--- Start ---
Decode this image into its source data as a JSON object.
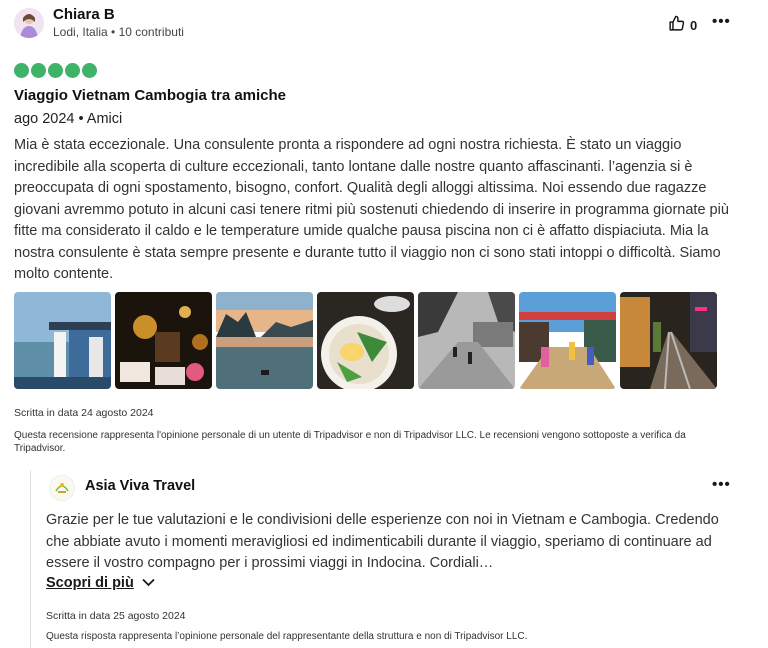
{
  "review": {
    "user_name": "Chiara B",
    "user_meta": "Lodi, Italia • 10 contributi",
    "like_count": "0",
    "more_glyph": "•••",
    "rating_value": 5,
    "rating_max": 5,
    "title": "Viaggio Vietnam Cambogia tra amiche",
    "trip_info": "ago 2024 • Amici",
    "body": "Mia è stata eccezionale. Una consulente pronta a rispondere ad ogni nostra richiesta. È stato un viaggio incredibile alla scoperta di culture eccezionali, tanto lontane dalle nostre quanto affascinanti. l’agenzia si è preoccupata di ogni spostamento, bisogno, confort. Qualità degli alloggi altissima. Noi essendo due ragazze giovani avremmo potuto in alcuni casi tenere ritmi più sostenuti chiedendo di inserire in programma giornate più fitte ma considerato il caldo e le temperature umide qualche pausa piscina non ci è affatto dispiaciuta. Mia la nostra consulente è stata sempre presente e durante tutto il viaggio non ci sono stati intoppi o difficoltà. Siamo molto contente.",
    "photos": [
      {
        "name": "photo-boat-river"
      },
      {
        "name": "photo-lanterns-night"
      },
      {
        "name": "photo-bay-sunset"
      },
      {
        "name": "photo-food-bowl"
      },
      {
        "name": "photo-village-bw"
      },
      {
        "name": "photo-colorful-street"
      },
      {
        "name": "photo-train-street"
      }
    ],
    "date": "Scritta in data 24 agosto 2024",
    "disclaimer": "Questa recensione rappresenta l'opinione personale di un utente di Tripadvisor e non di Tripadvisor LLC. Le recensioni vengono sottoposte a verifica da Tripadvisor."
  },
  "reply": {
    "author": "Asia Viva Travel",
    "more_glyph": "•••",
    "text": "Grazie per le tue valutazioni e le condivisioni delle esperienze con noi in Vietnam e Cambogia. Credendo che abbiate avuto i momenti meravigliosi ed indimenticabili durante il viaggio, speriamo di continuare ad essere il vostro compagno per i prossimi viaggi in Indocina. Cordiali…",
    "read_more": "Scopri di più",
    "date": "Scritta in data 25 agosto 2024",
    "disclaimer": "Questa risposta rappresenta l’opinione personale del rappresentante della struttura e non di Tripadvisor LLC."
  },
  "colors": {
    "rating_green": "#3fb36a"
  }
}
--- End ---
§ **Your instructions**: Show each line of the listing that holds the string "Scritta".

§ **Finished task**:
    "date": "Scritta in data 24 agosto 2024",
    "date": "Scritta in data 25 agosto 2024",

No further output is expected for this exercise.